*読解用本文*
理系の経済学(12)ゴジラ-1.0

1)特攻問題の背景

 

ゴジラ-1.0」を見ました。

 

ネタばれになるので、詳細には、書きませんが、「ゴジラ-1.0」は、ゴジラと特攻問題を絡めて組み立ててあります。

 

生物は、基本的には、自分の生存を優先する行動をとりますが、場合によっては、自分の生息よりも、子孫の生存を優先します。これが、ウィルソンが社会生物学で指摘して、ドーキンス利己的な遺伝子で定式化したアイデアです。

 

ドーキンスは、生物は、遺伝子の乗り物に過ぎないと考えます。遺伝子が、乗り物を乗り継いで生き残れば、生物の個体の生存よりも、遺伝子の生き残りが優先されるというアイデアです。

 

特攻に似た行動は生物でも見られますが、その場合には、遺伝子が、生物をコントロールしていることになります。



脇田晴子氏は、特攻は中世から続く文化の力で行なわれてたといいます。

*データ抜粋*

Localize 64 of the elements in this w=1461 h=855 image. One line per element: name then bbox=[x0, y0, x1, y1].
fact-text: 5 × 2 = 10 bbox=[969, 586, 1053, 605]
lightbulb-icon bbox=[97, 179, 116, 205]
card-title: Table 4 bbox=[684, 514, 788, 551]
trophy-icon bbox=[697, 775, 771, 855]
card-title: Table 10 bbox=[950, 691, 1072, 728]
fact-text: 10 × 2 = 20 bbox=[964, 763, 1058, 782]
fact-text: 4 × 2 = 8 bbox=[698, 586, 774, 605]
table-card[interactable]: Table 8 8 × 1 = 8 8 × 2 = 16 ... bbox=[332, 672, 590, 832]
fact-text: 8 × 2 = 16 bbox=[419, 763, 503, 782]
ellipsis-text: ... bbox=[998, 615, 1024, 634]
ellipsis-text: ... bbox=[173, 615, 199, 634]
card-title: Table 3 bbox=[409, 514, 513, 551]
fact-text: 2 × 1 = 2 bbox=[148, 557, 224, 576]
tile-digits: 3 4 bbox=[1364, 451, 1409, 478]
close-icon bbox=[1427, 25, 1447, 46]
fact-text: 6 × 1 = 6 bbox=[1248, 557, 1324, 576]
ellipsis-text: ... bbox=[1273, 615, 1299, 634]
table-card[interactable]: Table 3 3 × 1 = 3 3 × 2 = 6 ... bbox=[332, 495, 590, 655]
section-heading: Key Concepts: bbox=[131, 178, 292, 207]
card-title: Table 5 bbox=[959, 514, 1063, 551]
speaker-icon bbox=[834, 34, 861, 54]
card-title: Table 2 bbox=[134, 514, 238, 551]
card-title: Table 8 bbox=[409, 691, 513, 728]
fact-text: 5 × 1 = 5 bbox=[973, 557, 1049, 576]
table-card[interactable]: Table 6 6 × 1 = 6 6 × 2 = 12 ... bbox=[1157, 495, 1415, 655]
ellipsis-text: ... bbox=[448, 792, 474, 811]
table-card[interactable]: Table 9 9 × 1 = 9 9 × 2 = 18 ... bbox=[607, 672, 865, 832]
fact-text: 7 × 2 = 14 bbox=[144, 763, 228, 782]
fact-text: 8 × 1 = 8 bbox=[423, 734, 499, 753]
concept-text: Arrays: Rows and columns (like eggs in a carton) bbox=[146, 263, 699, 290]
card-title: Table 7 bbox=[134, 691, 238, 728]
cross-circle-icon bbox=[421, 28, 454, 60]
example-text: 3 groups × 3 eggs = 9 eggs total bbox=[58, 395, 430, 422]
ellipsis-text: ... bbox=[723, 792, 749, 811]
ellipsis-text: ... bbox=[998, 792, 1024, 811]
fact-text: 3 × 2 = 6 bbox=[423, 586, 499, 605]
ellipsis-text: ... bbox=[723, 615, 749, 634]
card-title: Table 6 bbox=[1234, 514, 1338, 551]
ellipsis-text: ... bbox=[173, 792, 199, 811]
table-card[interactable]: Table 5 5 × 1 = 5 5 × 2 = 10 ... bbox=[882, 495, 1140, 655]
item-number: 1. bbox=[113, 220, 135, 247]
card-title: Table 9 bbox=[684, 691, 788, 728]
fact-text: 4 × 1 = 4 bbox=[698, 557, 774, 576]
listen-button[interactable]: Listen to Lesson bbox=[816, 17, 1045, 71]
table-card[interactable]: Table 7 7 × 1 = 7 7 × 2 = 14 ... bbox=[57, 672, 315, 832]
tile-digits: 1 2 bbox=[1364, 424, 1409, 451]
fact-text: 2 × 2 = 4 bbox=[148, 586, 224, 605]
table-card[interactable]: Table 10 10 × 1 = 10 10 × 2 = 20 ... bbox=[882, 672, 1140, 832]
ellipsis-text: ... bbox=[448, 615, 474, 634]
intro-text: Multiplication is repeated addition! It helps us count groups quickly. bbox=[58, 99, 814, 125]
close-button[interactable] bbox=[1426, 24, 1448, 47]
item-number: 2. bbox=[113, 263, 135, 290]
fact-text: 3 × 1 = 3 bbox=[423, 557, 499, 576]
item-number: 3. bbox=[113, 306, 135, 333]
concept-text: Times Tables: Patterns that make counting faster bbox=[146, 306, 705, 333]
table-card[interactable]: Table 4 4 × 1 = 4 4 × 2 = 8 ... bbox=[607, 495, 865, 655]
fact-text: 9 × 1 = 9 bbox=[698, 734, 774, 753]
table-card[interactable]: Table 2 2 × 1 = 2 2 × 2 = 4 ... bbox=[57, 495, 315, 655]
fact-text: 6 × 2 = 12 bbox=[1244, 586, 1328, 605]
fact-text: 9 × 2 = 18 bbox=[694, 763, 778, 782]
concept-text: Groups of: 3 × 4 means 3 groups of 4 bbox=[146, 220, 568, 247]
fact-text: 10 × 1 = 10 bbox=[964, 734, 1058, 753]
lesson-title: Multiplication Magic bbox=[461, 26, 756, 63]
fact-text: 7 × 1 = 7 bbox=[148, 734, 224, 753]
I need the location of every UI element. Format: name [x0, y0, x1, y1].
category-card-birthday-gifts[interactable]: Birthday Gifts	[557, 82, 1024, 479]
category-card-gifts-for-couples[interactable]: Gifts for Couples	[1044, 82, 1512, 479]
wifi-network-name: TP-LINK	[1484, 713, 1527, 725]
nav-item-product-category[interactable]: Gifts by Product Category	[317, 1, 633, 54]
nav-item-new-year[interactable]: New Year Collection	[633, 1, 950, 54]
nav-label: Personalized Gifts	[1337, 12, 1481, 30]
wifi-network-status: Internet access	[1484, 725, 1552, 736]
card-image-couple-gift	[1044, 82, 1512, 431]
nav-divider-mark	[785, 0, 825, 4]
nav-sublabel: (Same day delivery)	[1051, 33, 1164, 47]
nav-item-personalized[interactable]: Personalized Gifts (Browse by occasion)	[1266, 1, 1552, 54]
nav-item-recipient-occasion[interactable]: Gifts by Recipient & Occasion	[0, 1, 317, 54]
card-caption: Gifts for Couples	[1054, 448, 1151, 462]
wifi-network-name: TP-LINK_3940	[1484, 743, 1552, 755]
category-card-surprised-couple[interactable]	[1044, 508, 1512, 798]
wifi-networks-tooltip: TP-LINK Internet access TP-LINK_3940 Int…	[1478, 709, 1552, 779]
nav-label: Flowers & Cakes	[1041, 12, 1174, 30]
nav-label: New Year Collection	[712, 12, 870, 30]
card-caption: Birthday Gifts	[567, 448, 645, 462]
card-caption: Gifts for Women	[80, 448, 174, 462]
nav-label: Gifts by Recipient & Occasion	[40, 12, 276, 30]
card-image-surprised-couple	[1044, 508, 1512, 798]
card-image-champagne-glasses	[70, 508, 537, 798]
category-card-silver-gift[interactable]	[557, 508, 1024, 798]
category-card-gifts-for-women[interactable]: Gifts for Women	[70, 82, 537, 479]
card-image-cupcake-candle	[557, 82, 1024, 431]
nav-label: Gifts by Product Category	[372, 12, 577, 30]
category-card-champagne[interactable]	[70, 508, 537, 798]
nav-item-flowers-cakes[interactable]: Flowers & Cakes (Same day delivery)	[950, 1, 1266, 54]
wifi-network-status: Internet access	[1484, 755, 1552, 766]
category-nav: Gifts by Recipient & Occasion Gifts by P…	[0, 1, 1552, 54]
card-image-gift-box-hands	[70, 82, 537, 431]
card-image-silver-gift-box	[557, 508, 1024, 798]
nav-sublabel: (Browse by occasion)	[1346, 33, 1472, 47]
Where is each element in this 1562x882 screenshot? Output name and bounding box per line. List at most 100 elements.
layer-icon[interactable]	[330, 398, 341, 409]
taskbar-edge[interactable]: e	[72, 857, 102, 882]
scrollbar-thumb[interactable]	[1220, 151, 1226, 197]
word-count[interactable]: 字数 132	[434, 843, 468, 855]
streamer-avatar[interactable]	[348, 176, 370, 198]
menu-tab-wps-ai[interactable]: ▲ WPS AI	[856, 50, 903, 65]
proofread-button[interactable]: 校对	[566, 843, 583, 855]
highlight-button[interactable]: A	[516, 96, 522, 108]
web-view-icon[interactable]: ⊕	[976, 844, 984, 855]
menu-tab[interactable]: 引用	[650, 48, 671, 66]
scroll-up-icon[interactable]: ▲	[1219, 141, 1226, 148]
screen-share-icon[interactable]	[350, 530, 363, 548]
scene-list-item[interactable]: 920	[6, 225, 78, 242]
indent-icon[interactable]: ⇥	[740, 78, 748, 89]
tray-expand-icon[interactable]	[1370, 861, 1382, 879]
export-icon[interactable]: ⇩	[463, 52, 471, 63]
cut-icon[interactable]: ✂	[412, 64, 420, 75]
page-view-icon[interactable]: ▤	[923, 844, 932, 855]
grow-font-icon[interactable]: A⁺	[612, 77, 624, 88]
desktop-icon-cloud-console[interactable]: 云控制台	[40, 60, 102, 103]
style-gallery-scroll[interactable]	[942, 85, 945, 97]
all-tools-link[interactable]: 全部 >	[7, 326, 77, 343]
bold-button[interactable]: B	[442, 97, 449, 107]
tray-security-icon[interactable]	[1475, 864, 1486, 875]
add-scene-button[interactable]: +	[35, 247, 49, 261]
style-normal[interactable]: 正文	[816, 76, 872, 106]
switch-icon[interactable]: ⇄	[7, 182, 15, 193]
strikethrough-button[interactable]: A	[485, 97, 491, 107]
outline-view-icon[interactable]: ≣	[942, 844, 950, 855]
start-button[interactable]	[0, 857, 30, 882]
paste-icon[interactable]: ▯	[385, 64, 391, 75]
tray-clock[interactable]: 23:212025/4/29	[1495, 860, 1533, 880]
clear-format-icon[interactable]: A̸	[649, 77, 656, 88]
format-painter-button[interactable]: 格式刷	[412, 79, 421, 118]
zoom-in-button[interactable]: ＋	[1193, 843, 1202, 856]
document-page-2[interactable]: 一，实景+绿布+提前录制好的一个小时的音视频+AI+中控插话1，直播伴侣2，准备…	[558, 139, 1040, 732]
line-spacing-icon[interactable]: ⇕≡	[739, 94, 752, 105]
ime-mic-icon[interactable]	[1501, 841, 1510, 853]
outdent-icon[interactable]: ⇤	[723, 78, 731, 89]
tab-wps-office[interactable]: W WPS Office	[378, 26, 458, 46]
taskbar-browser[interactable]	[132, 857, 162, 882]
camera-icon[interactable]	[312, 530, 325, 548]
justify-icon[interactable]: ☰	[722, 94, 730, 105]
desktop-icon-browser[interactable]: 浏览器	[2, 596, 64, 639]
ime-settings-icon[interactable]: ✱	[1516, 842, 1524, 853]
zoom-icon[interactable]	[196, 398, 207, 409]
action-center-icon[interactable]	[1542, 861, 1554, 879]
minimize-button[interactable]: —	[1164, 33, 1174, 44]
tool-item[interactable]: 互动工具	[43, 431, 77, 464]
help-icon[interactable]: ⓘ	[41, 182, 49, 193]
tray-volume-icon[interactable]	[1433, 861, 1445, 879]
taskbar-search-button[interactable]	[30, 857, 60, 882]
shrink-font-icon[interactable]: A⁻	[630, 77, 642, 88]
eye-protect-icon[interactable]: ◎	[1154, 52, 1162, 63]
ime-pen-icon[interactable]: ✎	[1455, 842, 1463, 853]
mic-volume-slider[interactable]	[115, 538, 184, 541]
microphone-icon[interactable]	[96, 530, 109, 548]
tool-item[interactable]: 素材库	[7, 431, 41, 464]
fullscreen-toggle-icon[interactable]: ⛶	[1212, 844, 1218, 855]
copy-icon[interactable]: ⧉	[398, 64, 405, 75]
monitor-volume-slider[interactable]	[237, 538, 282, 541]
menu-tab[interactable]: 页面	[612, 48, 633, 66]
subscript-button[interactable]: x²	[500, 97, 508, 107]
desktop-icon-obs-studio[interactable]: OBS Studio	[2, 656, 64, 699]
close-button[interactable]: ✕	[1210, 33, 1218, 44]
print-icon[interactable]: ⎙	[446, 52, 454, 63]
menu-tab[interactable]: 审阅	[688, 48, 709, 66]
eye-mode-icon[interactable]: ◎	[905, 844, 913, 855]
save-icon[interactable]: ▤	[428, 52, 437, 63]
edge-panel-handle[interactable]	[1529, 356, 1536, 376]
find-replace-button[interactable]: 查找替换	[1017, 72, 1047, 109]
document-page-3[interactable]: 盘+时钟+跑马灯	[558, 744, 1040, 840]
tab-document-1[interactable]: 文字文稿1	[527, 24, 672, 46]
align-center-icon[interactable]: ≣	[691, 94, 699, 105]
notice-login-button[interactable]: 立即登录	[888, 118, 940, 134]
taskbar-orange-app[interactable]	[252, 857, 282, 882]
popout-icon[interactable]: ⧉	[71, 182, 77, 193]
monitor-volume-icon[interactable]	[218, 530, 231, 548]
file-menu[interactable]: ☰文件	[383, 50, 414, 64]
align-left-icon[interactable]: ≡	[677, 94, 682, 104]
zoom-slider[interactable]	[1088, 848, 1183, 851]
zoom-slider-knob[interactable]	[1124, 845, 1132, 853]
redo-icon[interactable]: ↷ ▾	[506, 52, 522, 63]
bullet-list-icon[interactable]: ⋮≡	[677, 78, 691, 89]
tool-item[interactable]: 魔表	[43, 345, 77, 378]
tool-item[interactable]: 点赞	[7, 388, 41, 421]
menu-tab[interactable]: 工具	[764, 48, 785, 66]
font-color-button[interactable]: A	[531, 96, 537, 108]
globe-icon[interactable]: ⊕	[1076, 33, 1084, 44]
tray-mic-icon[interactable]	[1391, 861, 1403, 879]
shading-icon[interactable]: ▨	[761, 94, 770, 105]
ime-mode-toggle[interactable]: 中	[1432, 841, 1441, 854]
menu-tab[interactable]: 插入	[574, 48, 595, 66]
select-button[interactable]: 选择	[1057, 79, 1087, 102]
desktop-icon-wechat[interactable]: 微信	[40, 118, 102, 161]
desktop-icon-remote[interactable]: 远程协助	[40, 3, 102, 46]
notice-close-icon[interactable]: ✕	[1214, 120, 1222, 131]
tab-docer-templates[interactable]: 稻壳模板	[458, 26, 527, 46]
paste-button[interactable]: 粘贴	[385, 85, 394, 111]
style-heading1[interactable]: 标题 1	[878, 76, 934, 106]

*課題 A*
本文中の「ドーキンスは、生物は、遺伝子の乗り物に過ぎないと考えます。」という一文を英語に翻訳してください。
*課題 B*
本文のうち、「生物は、基本的には、自分の生」という語句を含む箇所から再掲を始め、「ールしていることになります。」で終えてください。
*課題 C*
本文によると、脇田晴子氏は、特攻が何の力によって行なわれていたと述べていますか。
本文の内容のみに基づいて解答してください。

*課題の解答 A*
Dawkins considers living organisms to be nothing more than vehicles for genes.

*課題の解答 B*
生物は、基本的には、自分の生存を優先する行動をとりますが、場合によっては、自分の生息よりも、子孫の生存を優先します。これが、ウィルソンが社会生物学で指摘して、ドーキンス利己的な遺伝子で定式化したアイデアです。

 

ドーキンスは、生物は、遺伝子の乗り物に過ぎないと考えます。遺伝子が、乗り物を乗り継いで生き残れば、生物の個体の生存よりも、遺伝子の生き残りが優先されるというアイデアです。

 

特攻に似た行動は生物でも見られますが、その場合には、遺伝子が、生物をコントロールしていることになります。

*課題の解答 C*
中世から続く文化の力によって行なわれていたと述べています。